Exercise requirements =>
Go over the entries and report the lines where the word "with" occurs.

Data shown =>
════════

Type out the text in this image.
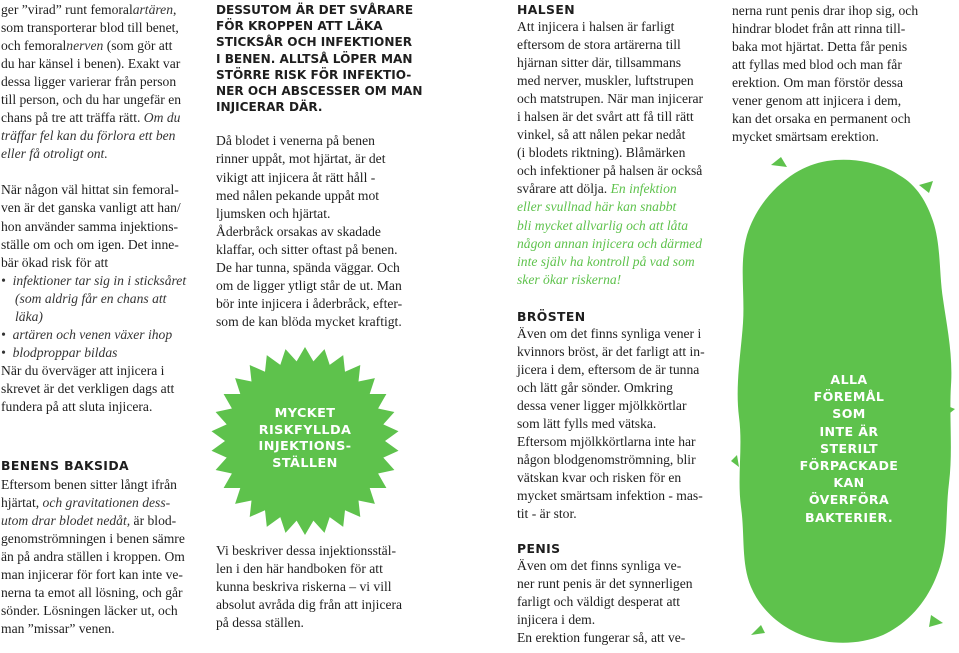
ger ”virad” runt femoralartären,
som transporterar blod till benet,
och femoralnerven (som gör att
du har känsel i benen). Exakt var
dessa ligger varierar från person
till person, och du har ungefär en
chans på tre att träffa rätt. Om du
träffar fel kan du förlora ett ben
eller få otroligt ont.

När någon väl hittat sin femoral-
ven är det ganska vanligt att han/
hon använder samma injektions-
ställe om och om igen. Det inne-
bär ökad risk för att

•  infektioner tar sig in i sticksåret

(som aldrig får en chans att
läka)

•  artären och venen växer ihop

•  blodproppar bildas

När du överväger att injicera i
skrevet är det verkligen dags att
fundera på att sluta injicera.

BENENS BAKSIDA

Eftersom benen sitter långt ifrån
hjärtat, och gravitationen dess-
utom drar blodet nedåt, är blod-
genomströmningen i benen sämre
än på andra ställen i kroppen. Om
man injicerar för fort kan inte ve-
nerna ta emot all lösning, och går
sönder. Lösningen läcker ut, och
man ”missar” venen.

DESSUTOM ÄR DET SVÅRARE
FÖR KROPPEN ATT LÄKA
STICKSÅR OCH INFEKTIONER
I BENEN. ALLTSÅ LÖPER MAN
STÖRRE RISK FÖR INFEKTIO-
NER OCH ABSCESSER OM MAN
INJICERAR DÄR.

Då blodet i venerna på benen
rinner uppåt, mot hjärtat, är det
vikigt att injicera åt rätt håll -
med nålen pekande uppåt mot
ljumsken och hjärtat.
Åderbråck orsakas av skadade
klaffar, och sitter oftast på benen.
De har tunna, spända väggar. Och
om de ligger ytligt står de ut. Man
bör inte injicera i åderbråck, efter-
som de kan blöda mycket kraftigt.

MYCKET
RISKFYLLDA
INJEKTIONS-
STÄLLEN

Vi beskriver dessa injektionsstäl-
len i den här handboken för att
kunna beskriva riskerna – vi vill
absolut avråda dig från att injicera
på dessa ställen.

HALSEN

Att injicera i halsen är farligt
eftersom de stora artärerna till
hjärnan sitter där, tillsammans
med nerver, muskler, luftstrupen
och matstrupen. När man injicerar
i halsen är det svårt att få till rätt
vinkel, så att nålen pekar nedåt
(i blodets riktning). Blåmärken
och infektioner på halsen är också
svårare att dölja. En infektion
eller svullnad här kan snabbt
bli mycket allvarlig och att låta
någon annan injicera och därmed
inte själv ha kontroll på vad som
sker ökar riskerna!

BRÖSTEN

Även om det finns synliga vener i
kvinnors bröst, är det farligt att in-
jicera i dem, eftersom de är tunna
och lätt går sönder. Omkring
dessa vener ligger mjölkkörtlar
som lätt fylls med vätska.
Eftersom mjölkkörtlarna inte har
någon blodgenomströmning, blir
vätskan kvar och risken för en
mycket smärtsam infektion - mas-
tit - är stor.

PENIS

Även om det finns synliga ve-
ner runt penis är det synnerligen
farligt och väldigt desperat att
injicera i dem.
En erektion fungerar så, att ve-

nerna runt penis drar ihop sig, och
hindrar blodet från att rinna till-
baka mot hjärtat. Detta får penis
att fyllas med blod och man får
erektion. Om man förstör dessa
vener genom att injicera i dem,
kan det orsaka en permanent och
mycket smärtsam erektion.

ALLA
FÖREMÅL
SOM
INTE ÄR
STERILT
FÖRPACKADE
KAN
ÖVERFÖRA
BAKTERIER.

════════

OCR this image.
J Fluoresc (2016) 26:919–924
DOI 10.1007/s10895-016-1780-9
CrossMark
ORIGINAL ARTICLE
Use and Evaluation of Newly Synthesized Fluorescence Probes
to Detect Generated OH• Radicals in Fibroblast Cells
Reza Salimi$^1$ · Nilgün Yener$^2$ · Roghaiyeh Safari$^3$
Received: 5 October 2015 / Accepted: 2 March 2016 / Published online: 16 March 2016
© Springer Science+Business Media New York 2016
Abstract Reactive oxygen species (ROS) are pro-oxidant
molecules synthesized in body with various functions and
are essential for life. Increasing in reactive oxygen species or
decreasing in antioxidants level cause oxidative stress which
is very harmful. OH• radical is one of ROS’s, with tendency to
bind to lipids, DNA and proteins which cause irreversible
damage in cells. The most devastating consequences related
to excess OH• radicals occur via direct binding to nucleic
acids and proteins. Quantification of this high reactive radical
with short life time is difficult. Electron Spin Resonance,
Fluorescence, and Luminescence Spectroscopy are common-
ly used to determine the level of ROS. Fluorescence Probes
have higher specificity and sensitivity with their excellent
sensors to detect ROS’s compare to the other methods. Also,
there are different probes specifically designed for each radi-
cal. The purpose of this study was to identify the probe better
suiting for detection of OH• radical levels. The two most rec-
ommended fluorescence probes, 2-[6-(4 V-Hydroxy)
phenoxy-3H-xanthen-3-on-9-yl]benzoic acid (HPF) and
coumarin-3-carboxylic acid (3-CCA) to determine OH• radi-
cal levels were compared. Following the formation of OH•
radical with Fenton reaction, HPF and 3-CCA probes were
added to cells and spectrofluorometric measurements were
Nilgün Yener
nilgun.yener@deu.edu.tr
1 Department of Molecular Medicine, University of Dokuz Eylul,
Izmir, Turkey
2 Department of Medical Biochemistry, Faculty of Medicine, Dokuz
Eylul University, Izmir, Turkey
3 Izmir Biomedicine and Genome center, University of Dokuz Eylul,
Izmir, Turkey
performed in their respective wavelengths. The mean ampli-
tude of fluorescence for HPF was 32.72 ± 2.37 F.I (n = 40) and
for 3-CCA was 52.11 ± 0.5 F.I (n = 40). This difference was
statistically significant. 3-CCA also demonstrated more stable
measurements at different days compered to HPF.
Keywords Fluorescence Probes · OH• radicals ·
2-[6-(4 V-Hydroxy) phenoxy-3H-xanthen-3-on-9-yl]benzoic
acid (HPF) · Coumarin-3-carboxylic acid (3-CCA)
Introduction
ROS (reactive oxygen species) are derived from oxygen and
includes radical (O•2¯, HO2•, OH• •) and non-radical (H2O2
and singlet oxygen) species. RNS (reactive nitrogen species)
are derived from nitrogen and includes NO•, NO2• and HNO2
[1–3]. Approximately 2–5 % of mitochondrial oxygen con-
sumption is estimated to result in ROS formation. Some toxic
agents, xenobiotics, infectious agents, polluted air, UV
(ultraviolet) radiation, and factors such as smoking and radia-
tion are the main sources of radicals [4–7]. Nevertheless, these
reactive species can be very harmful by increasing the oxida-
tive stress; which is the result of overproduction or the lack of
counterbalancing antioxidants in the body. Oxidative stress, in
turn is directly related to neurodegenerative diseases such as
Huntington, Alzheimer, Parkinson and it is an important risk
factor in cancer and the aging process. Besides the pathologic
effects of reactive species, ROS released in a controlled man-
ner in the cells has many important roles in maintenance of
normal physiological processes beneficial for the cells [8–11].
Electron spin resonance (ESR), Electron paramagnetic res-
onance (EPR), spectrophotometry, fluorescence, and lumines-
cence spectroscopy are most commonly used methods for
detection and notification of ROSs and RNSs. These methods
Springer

════════

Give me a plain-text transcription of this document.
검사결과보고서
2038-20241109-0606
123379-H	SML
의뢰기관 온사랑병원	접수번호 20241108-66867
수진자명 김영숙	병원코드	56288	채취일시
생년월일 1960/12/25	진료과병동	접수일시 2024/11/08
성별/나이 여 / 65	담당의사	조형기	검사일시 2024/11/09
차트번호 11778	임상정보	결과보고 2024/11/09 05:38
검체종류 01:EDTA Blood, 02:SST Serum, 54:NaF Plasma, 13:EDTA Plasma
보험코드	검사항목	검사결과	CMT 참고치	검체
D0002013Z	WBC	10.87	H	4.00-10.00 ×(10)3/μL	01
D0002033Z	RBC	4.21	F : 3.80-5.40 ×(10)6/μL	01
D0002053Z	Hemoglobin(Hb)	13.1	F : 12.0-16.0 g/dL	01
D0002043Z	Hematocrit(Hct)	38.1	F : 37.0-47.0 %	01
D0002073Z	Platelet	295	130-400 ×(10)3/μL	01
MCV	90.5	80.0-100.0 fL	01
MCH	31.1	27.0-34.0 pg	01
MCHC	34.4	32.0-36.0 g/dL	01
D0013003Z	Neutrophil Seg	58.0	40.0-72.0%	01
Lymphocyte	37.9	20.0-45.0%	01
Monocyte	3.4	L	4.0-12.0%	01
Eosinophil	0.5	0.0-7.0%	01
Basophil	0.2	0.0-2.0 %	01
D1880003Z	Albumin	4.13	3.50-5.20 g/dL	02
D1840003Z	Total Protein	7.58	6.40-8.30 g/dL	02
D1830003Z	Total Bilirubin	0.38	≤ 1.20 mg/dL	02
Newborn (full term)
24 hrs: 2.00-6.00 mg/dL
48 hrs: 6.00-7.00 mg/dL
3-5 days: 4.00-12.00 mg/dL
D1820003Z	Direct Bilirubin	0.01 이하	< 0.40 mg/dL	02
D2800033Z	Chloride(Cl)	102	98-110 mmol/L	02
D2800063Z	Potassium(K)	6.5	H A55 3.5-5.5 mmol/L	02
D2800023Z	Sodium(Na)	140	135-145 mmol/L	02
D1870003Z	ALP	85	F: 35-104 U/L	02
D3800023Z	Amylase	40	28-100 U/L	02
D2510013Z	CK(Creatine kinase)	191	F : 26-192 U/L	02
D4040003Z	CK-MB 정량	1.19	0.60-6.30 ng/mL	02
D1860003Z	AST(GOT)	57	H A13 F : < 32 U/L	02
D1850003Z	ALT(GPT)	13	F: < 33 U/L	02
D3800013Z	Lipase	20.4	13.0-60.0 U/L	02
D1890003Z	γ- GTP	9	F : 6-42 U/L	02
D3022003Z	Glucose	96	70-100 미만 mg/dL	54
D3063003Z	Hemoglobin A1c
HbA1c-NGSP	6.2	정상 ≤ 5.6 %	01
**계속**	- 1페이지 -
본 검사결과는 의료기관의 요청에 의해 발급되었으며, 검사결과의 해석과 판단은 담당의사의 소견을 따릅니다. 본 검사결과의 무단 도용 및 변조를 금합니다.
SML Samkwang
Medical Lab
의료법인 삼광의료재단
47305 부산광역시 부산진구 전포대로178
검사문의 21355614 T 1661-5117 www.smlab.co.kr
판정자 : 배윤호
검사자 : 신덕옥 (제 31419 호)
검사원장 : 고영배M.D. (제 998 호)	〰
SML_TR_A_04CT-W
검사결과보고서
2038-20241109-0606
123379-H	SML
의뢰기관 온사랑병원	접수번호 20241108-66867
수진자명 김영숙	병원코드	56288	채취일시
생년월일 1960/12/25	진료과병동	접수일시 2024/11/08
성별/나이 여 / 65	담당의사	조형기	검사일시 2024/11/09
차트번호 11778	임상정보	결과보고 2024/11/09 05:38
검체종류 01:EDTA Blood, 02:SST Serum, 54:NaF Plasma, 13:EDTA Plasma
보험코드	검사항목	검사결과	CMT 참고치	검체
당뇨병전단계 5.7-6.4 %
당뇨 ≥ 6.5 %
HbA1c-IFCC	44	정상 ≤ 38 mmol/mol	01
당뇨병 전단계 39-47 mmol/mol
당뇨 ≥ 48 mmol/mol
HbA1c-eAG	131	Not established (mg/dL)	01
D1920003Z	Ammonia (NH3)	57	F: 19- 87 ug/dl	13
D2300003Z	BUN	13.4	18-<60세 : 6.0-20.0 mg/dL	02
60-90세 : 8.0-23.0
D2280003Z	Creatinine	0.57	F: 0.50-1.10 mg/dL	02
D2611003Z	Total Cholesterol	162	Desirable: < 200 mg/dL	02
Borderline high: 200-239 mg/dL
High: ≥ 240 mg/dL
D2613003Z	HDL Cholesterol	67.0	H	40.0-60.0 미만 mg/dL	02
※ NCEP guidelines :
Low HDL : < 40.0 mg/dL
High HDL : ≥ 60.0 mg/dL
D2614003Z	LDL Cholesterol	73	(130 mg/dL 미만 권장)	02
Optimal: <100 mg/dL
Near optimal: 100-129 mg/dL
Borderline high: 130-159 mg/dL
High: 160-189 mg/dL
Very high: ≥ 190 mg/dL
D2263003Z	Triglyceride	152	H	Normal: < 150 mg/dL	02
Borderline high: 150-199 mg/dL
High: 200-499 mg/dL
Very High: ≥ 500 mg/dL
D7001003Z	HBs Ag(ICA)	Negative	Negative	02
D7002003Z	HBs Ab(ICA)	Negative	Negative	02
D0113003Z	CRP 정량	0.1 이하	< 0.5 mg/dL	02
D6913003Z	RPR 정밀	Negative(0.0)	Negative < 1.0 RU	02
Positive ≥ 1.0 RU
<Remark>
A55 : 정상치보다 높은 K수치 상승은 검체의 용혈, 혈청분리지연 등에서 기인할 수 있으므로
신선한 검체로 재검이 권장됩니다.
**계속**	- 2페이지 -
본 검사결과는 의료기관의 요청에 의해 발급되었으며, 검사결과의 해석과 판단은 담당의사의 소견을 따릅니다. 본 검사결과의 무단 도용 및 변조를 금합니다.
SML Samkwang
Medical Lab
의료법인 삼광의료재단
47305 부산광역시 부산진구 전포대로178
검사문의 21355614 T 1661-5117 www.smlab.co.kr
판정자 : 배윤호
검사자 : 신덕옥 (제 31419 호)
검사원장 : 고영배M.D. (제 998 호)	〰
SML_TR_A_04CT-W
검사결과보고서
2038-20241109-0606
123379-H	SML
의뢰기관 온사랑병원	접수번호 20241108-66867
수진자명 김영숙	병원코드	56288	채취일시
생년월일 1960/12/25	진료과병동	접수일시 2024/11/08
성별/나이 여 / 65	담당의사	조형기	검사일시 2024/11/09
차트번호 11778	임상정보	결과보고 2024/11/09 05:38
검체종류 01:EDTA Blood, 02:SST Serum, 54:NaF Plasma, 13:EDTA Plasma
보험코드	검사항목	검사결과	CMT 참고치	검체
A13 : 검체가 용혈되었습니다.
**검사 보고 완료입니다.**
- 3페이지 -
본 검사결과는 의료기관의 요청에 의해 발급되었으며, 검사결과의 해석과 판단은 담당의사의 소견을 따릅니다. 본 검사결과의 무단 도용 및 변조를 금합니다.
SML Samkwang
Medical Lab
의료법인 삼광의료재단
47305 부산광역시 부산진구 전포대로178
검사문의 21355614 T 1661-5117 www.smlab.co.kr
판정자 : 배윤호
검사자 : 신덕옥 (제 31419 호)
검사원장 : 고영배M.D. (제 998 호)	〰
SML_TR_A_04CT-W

════════

Exercise solution =>
molecules synthesized in body with various functions and
is very harmful. OH• radical is one of ROS’s, with tendency to
with short life time is difficult. Electron Spin Resonance,
have higher specificity and sensitivity with their excellent
radical with Fenton reaction, HPF and 3-CCA probes were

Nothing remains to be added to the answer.